§ DATA SHOWN:

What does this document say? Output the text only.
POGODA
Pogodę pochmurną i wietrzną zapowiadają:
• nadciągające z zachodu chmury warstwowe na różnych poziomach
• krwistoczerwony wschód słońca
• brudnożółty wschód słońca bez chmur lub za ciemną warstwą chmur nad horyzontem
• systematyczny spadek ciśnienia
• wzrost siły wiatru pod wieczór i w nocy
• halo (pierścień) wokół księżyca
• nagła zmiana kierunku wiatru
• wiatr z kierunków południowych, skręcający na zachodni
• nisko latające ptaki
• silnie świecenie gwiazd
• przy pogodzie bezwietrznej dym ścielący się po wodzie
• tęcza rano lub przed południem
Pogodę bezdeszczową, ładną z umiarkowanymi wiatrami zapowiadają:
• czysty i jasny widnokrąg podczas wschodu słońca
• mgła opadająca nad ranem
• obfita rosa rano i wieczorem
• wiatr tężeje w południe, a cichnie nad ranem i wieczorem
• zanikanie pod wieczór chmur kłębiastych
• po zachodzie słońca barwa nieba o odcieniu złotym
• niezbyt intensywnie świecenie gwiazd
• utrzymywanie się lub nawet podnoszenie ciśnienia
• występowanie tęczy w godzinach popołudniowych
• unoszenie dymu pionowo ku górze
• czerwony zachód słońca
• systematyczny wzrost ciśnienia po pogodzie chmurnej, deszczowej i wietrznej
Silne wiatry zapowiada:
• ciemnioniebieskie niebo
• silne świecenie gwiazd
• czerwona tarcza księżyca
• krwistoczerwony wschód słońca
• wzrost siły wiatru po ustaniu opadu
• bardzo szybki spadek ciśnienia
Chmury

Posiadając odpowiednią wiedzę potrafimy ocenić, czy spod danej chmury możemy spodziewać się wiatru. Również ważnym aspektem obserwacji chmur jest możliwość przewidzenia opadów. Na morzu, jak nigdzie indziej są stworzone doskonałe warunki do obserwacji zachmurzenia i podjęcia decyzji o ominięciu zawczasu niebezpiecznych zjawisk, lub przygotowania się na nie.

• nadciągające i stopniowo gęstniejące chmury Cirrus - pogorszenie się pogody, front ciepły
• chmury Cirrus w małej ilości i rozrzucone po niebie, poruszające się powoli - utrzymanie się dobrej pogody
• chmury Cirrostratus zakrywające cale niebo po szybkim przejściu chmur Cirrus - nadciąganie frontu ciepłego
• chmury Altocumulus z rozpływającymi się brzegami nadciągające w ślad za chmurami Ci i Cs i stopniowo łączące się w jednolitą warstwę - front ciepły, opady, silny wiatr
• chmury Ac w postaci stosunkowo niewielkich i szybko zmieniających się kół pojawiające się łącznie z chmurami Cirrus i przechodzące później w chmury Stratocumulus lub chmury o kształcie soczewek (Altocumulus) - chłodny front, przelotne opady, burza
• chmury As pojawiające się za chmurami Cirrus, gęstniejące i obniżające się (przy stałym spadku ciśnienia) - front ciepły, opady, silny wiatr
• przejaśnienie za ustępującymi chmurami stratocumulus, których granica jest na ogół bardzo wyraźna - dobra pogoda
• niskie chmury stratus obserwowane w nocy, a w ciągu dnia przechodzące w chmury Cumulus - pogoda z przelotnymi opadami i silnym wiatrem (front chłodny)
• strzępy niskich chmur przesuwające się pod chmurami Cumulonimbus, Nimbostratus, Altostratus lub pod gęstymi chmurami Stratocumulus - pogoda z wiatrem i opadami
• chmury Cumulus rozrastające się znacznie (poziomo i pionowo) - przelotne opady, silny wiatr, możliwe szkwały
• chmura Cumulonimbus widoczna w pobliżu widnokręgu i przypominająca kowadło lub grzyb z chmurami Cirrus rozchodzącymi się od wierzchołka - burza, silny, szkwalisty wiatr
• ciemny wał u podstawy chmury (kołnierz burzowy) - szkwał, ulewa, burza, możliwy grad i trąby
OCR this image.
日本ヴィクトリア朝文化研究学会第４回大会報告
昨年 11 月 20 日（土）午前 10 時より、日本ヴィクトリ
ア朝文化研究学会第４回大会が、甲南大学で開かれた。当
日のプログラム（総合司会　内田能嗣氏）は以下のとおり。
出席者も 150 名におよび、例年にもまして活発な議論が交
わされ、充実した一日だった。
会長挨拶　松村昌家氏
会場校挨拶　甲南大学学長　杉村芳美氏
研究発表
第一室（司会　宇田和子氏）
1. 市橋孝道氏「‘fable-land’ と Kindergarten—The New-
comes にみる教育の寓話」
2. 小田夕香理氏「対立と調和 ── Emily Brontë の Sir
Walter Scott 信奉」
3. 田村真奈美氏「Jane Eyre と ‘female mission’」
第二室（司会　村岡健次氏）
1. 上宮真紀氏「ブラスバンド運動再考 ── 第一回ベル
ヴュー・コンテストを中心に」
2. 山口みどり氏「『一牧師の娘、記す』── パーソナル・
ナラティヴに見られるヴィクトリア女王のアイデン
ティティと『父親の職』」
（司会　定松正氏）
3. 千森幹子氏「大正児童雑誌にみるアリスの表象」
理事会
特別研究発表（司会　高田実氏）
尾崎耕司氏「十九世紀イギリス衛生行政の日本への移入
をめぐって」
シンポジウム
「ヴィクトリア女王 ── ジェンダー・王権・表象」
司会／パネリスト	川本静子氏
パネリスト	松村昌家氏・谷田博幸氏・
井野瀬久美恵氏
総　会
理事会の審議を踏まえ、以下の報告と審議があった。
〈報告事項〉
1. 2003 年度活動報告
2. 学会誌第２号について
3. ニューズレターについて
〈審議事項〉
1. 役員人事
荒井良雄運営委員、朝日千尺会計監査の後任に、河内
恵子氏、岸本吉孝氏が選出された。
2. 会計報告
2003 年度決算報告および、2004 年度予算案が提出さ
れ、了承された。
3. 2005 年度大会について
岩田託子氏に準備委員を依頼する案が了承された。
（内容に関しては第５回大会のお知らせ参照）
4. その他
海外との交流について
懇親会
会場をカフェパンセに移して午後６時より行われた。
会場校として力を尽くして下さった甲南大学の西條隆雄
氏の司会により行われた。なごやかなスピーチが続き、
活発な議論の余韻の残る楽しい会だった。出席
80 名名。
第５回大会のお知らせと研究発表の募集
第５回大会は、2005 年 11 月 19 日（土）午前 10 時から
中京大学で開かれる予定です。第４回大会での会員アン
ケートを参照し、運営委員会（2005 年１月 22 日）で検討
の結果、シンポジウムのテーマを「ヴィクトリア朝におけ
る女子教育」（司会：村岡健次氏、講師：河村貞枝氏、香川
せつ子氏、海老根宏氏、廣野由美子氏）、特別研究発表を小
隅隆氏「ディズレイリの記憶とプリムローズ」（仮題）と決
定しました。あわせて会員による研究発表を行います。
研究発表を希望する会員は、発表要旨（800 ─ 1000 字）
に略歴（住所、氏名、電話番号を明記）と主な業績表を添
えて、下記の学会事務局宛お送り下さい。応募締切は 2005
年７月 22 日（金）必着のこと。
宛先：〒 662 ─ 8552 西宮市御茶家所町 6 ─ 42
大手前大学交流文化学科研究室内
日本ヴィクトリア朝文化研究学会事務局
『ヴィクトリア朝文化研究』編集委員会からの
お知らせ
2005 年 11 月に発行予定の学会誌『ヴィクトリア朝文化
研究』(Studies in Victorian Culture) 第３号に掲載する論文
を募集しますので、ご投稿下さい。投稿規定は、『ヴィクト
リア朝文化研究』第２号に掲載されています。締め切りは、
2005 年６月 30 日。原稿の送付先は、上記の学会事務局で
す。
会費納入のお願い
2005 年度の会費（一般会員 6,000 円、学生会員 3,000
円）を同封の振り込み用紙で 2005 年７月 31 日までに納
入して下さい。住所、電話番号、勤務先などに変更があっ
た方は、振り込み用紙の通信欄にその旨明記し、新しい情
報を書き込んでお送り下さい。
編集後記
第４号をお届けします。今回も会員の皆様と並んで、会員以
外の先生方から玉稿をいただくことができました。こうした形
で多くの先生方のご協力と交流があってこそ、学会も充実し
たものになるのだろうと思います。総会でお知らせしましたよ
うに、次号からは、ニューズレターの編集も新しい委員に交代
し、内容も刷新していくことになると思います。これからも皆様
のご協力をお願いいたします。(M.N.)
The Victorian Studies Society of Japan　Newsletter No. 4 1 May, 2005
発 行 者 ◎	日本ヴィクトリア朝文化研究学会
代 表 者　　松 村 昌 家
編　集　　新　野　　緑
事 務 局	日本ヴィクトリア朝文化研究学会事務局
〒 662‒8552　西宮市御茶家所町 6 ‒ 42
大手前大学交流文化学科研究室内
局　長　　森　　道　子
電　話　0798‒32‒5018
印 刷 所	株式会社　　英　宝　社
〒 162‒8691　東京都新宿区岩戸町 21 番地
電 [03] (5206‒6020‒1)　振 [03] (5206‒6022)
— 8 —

§ AIM OF THE TASK:
Identify and extract each line of the listing that contains "gęstniejące".

§ SOLUTION TO THIS TASK:
• nadciągające i stopniowo gęstniejące chmury Cirrus - pogorszenie się pogody, front ciepły
• chmury As pojawiające się za chmurami Cirrus, gęstniejące i obniżające się (przy stałym spadku ciśnienia) - front ciepły, opady, silny wiatr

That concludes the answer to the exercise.